[Dataset records]
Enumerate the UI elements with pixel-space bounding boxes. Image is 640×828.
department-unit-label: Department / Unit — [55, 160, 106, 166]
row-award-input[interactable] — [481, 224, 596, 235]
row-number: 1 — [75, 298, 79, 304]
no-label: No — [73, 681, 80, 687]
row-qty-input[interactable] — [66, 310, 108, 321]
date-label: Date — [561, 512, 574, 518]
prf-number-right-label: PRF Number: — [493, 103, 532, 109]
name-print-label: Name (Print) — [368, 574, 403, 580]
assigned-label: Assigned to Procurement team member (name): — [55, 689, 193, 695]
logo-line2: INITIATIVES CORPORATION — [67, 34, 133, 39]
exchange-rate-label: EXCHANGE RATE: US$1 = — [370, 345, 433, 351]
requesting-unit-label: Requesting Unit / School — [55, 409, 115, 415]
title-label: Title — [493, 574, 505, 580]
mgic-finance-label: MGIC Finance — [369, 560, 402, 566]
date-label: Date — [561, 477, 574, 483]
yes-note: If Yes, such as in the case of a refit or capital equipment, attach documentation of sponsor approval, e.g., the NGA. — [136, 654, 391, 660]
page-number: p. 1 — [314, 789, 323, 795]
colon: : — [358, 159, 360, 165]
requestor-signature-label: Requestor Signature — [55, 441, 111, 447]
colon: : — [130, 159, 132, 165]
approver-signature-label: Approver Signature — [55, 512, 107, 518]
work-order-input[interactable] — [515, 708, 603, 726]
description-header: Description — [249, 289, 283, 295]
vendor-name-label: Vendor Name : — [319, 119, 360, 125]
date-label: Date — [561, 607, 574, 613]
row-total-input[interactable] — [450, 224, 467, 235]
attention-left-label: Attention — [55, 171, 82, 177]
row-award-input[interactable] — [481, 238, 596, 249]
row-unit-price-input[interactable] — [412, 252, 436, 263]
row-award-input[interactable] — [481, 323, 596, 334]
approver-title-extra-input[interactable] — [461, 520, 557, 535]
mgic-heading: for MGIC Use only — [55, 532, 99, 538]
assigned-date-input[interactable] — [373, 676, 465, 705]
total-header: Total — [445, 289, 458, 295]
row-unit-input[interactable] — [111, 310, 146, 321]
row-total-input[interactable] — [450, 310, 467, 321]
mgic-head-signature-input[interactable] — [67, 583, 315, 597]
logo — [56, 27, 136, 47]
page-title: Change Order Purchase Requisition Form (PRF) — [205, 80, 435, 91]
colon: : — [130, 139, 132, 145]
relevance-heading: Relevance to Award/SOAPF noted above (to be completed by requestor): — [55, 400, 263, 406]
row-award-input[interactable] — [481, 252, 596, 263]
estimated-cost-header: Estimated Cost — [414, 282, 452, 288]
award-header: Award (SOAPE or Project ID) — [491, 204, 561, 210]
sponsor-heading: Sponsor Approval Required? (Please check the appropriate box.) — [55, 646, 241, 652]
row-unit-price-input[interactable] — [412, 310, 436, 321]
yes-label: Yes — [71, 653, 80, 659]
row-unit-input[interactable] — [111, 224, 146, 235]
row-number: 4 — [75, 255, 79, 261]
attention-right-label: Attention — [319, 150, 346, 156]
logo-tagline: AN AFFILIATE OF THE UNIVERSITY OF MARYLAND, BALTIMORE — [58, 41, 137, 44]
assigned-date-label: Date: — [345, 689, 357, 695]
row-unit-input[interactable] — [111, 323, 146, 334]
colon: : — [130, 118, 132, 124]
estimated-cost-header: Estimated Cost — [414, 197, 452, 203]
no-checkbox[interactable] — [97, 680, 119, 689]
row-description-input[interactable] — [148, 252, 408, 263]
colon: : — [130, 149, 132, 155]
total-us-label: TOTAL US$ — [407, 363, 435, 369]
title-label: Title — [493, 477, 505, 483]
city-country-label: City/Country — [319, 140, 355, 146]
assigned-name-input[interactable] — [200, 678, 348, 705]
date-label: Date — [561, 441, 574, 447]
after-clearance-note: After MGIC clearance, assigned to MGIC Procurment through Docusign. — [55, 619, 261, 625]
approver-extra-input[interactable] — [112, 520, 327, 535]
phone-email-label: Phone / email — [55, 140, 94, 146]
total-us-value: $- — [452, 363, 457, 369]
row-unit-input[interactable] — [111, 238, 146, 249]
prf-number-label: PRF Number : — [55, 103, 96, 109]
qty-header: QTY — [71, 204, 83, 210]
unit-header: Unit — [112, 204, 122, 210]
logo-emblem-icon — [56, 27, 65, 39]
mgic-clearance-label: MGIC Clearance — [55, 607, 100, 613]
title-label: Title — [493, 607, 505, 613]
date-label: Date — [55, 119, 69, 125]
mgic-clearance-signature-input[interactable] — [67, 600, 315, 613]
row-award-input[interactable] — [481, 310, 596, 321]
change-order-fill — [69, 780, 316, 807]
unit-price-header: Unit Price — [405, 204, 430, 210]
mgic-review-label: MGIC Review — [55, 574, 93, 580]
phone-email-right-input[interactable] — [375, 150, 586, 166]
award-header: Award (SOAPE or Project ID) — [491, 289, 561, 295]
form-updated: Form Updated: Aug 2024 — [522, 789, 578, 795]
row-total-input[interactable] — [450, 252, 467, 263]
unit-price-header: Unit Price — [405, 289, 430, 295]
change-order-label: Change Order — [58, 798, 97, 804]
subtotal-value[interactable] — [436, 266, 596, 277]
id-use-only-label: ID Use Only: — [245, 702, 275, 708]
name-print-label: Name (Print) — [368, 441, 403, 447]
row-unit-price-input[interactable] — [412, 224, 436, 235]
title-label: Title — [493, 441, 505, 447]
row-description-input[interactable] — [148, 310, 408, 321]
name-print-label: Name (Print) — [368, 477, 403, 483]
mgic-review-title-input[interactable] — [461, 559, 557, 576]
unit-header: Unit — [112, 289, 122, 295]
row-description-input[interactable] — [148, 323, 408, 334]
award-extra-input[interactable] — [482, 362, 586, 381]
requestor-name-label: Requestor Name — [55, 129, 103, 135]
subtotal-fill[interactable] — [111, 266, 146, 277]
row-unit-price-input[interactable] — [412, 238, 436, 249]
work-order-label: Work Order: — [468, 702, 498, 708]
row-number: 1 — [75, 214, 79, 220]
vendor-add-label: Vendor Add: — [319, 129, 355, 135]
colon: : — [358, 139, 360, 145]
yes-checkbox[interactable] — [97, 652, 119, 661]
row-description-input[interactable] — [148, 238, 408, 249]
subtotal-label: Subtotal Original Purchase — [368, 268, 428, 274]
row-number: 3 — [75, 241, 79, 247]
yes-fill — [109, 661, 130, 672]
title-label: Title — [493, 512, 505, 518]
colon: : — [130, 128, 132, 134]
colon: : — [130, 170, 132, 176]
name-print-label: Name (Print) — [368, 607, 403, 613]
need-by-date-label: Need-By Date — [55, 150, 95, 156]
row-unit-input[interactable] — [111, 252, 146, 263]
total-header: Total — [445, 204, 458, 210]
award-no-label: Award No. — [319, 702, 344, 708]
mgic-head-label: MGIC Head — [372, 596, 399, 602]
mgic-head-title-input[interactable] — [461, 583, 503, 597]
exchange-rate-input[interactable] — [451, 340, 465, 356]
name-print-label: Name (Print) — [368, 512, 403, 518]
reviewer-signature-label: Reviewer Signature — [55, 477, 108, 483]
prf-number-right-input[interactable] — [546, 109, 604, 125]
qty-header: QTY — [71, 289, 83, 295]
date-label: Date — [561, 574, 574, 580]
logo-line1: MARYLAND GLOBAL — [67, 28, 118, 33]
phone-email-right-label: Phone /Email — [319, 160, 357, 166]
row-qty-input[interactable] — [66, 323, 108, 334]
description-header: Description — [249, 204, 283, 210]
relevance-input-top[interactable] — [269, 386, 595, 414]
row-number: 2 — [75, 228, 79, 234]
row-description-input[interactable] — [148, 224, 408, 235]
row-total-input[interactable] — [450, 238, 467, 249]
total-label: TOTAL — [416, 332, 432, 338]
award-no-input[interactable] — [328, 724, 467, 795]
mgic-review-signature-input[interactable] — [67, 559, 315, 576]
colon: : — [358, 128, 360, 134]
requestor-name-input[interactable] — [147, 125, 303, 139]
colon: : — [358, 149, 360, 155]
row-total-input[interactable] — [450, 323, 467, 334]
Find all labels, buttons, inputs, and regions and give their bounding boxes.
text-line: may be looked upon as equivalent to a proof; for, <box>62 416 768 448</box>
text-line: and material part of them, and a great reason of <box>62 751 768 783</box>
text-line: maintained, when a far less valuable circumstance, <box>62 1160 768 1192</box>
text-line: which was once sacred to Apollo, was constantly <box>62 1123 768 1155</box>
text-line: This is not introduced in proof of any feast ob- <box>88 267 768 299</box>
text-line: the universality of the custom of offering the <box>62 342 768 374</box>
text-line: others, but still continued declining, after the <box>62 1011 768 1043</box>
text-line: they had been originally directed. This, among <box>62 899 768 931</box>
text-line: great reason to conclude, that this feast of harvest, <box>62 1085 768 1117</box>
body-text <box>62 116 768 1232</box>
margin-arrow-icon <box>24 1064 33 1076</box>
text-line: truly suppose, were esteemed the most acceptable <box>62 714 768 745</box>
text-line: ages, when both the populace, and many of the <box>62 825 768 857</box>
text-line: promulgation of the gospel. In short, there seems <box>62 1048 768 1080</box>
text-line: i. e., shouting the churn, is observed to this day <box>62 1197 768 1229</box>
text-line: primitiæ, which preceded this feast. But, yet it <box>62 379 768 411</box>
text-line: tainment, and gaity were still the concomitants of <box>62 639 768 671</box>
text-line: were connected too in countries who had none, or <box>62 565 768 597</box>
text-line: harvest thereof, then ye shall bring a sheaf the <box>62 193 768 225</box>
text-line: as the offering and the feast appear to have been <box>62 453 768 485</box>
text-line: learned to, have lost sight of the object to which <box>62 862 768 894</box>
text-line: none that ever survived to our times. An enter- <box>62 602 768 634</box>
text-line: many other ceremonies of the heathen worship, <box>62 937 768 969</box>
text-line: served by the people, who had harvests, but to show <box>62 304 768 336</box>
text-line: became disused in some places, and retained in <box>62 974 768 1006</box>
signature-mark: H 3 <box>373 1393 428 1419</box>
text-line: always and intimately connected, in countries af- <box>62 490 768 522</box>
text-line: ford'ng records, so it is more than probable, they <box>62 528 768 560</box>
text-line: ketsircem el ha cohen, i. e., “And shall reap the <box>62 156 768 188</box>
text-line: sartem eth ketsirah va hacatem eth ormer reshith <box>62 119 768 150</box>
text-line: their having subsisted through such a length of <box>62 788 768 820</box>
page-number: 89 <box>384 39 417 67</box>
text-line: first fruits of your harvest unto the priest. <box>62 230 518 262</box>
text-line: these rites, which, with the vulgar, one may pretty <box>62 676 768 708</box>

> **Short problem**: Rewrite the entries from the start through the line that contains "name-print-label: Name (Print) — [368, 574, 403, 580]", substituting "clickable" for every "interactable" and leaving everything else unchanged.

> **Answer to this exercise**:
Enumerate the UI elements with pixel-space bounding boxes. Image is 640×828.
department-unit-label: Department / Unit — [55, 160, 106, 166]
row-award-input[clickable] — [481, 224, 596, 235]
row-number: 1 — [75, 298, 79, 304]
no-label: No — [73, 681, 80, 687]
row-qty-input[clickable] — [66, 310, 108, 321]
date-label: Date — [561, 512, 574, 518]
prf-number-right-label: PRF Number: — [493, 103, 532, 109]
name-print-label: Name (Print) — [368, 574, 403, 580]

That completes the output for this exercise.